◆ Direction
Report how many lines contain "trong"; state the number and nothing else.

== Data entries

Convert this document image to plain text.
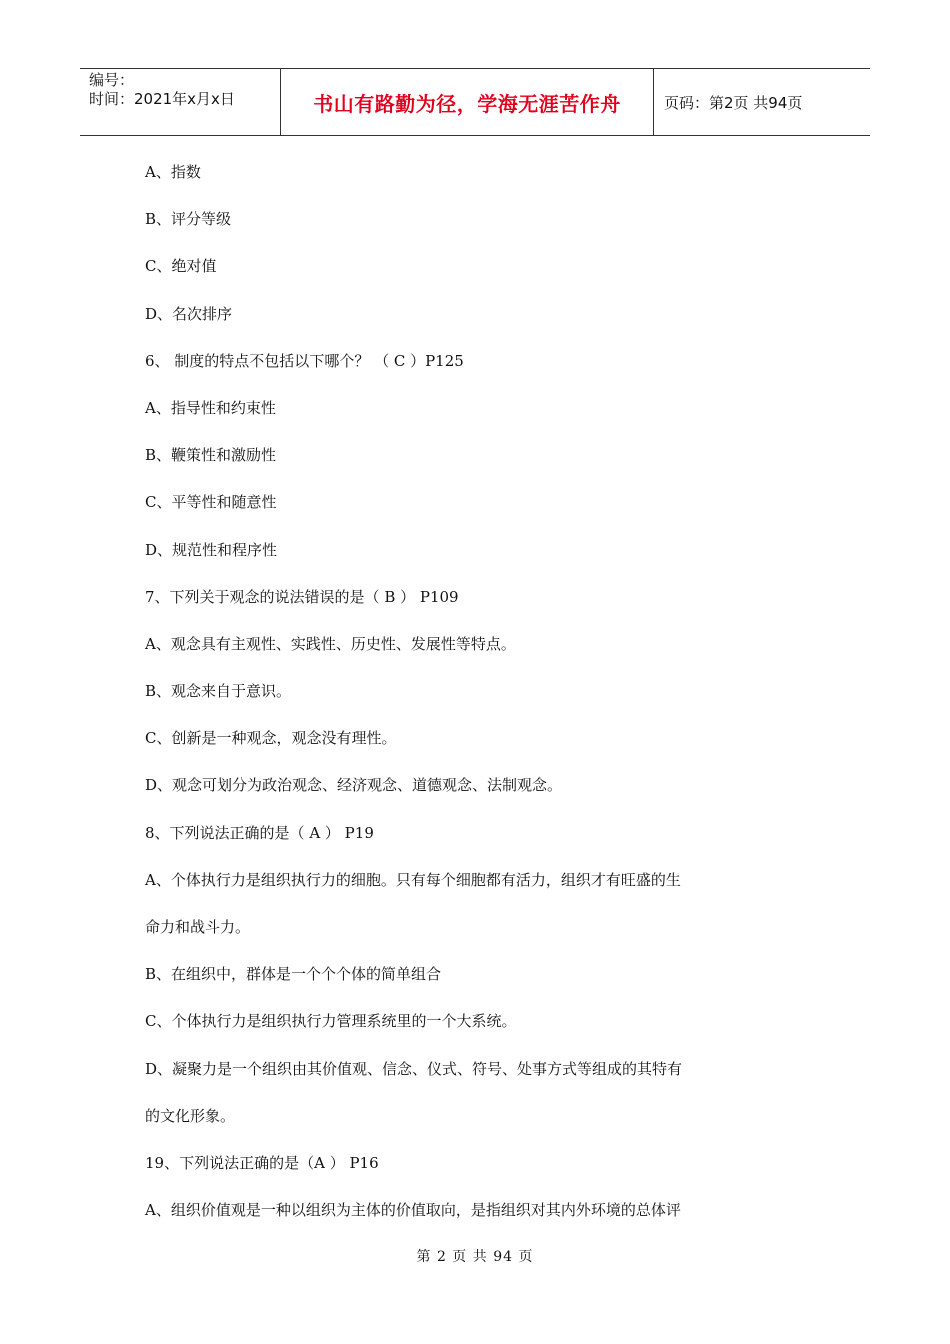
编号：
时间：2021年x月x日	书山有路勤为径，学海无涯苦作舟	页码：第2页 共94页
A、指数
B、评分等级
C、绝对值
D、名次排序
6、 制度的特点不包括以下哪个？ （ C ）P125
A、指导性和约束性
B、鞭策性和激励性
C、平等性和随意性
D、规范性和程序性
7、下列关于观念的说法错误的是（ B ） P109
A、观念具有主观性、实践性、历史性、发展性等特点。
B、观念来自于意识。
C、创新是一种观念，观念没有理性。
D、观念可划分为政治观念、经济观念、道德观念、法制观念。
8、下列说法正确的是（ A ） P19
A、个体执行力是组织执行力的细胞。只有每个细胞都有活力，组织才有旺盛的生
命力和战斗力。
B、在组织中，群体是一个个个体的简单组合
C、个体执行力是组织执行力管理系统里的一个大系统。
D、凝聚力是一个组织由其价值观、信念、仪式、符号、处事方式等组成的其特有
的文化形象。
19、下列说法正确的是（A ） P16
A、组织价值观是一种以组织为主体的价值取向，是指组织对其内外环境的总体评
第 2 页 共 94 页
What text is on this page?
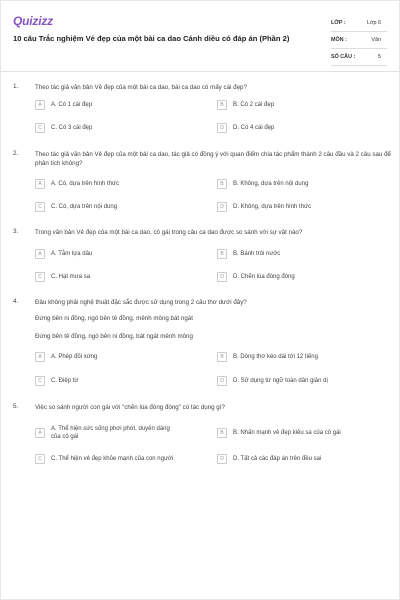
Quizizz
10 câu Trắc nghiệm Vẻ đẹp của một bài ca dao Cánh diều có đáp án (Phần 2)
LỚP :	Lớp 6
MÔN :	Văn
SỐ CÂU :	5
1.	Theo tác giả văn bản Vẻ đẹp của một bài ca dao, bài ca dao có mấy cái đẹp?
A	A. Có 1 cái đẹp	B	B. Có 2 cái đẹp
C	C. Có 3 cái đẹp	D	D. Có 4 cái đẹp
2.	Theo tác giả văn bản Vẻ đẹp của một bài ca dao, tác giả có đồng ý với quan điểm chia tác phẩm thành 2 câu đầu và 2 câu sau để phân tích không?
A	A. Có, dựa trên hình thức	B	B. Không, dựa trên nội dung
C	C. Có, dựa trên nội dung	D	D. Không, dựa trên hình thức
3.	Trong văn bản Vẻ đẹp của một bài ca dao, cô gái trong câu ca dao được so sánh với sự vật nào?
A	A. Tằm lựa dâu	B	B. Bánh trôi nước
C	C. Hạt mưa sa	D	D. Chẽn lúa đòng đòng
4.	Đâu không phải nghệ thuật đặc sắc được sử dụng trong 2 câu thơ dưới đây?
Đứng bên ni đồng, ngó bên tê đồng, mênh mông bát ngát
Đứng bên tê đồng, ngó bên ni đồng, bát ngát mênh mông
A	A. Phép đối xứng	B	B. Dòng thơ kéo dài tới 12 tiếng
C	C. Điệp từ	D	D. Sử dụng từ ngữ toàn dân giản dị
5.	Việc so sánh người con gái với "chẽn lúa đòng đòng" có tác dụng gì?
A
A. Thể hiện sức sống phơi phới, duyên dáng của cô gái
B	B. Nhấn mạnh vẻ đẹp kiêu sa của cô gái
C	C. Thể hiện vẻ đẹp khỏe mạnh của con người	D	D. Tất cả các đáp án trên đều sai
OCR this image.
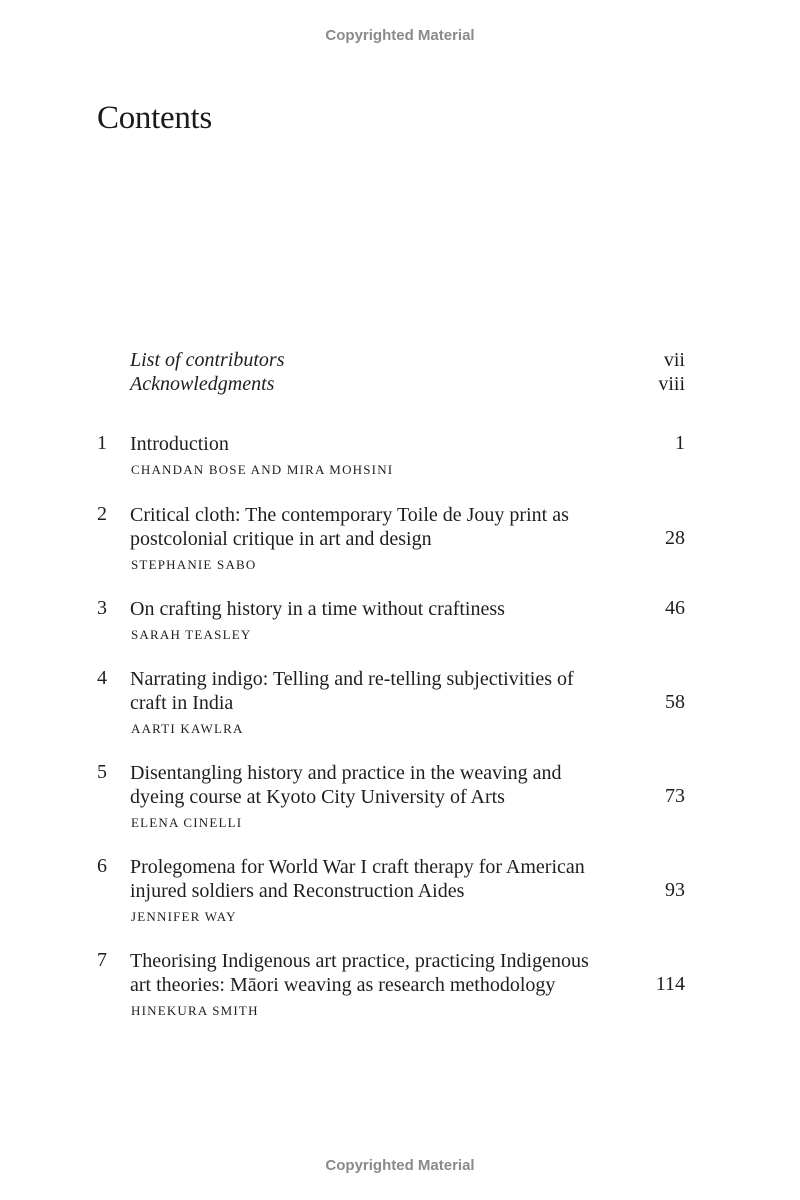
Copyrighted Material
Contents
List of contributors	vii
Acknowledgments	viii
1 Introduction	1
CHANDAN BOSE AND MIRA MOHSINI
2 Critical cloth: The contemporary Toile de Jouy print as
postcolonial critique in art and design	28
STEPHANIE SABO
3 On crafting history in a time without craftiness	46
SARAH TEASLEY
4 Narrating indigo: Telling and re-telling subjectivities of
craft in India	58
AARTI KAWLRA
5 Disentangling history and practice in the weaving and
dyeing course at Kyoto City University of Arts	73
ELENA CINELLI
6 Prolegomena for World War I craft therapy for American
injured soldiers and Reconstruction Aides	93
JENNIFER WAY
7 Theorising Indigenous art practice, practicing Indigenous
art theories: Māori weaving as research methodology	114
HINEKURA SMITH
Copyrighted Material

====

◆ Solution
2